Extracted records
○ ○ ○ ○ ○

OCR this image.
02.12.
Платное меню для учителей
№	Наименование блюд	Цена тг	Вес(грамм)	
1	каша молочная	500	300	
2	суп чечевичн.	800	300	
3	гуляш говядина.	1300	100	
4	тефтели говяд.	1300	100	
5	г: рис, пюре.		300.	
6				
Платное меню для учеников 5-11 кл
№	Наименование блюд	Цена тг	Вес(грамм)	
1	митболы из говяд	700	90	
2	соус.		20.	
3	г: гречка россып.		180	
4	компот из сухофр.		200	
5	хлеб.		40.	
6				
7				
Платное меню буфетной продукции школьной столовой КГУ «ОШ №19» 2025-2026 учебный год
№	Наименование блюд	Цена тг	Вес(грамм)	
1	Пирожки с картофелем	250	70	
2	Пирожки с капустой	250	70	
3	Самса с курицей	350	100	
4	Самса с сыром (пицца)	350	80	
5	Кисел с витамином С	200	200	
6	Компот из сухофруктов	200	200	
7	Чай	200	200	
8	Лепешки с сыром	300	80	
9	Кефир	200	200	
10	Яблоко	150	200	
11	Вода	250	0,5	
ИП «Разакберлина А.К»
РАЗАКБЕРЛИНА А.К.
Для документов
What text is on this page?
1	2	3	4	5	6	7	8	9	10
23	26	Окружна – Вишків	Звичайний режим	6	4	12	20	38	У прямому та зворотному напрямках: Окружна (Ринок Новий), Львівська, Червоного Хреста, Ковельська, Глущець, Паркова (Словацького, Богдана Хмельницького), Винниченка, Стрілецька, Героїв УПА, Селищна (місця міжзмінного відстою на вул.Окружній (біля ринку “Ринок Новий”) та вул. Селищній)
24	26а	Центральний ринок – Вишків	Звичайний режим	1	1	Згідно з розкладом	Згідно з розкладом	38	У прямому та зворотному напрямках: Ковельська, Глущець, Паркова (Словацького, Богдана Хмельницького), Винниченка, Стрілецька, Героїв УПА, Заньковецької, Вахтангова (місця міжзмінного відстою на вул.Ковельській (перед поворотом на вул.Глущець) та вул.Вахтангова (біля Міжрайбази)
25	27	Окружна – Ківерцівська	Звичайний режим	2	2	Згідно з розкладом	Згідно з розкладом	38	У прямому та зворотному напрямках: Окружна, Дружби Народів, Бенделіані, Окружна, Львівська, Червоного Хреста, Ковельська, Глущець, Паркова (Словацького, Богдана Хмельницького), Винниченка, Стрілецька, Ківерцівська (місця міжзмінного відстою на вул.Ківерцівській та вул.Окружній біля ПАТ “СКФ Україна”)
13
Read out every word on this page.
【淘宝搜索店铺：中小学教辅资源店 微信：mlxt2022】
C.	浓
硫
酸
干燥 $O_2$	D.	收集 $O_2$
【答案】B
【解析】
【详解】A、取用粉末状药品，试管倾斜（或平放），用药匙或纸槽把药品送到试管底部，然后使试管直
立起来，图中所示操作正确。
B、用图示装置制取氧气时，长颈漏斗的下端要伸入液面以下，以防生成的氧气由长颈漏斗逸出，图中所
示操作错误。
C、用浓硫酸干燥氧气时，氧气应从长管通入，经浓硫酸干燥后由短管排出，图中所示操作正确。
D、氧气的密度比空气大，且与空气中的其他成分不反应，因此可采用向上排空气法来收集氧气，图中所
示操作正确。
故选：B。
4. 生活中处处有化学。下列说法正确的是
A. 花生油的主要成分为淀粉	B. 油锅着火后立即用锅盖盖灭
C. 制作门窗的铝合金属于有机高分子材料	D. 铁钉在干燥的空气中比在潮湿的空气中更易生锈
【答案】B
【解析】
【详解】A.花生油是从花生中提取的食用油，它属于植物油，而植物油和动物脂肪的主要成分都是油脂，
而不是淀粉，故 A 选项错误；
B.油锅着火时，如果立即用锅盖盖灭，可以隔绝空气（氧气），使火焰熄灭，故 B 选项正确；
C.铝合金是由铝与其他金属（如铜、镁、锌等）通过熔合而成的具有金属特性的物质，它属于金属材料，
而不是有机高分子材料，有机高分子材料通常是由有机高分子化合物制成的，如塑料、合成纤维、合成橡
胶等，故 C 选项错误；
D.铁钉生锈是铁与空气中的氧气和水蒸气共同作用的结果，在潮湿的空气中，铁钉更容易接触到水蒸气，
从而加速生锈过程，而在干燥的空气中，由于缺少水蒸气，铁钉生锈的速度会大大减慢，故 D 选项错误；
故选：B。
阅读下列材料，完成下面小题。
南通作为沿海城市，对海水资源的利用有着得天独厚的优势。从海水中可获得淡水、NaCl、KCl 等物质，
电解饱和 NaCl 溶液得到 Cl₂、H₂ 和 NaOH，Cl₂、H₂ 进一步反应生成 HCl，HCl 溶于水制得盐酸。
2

○ ○ ○ ○ ○

List each line of the records that holds the string "Самса".

▶ _Response below_
3	Самса с курицей	350	100	
4	Самса с сыром (пицца)	350	80	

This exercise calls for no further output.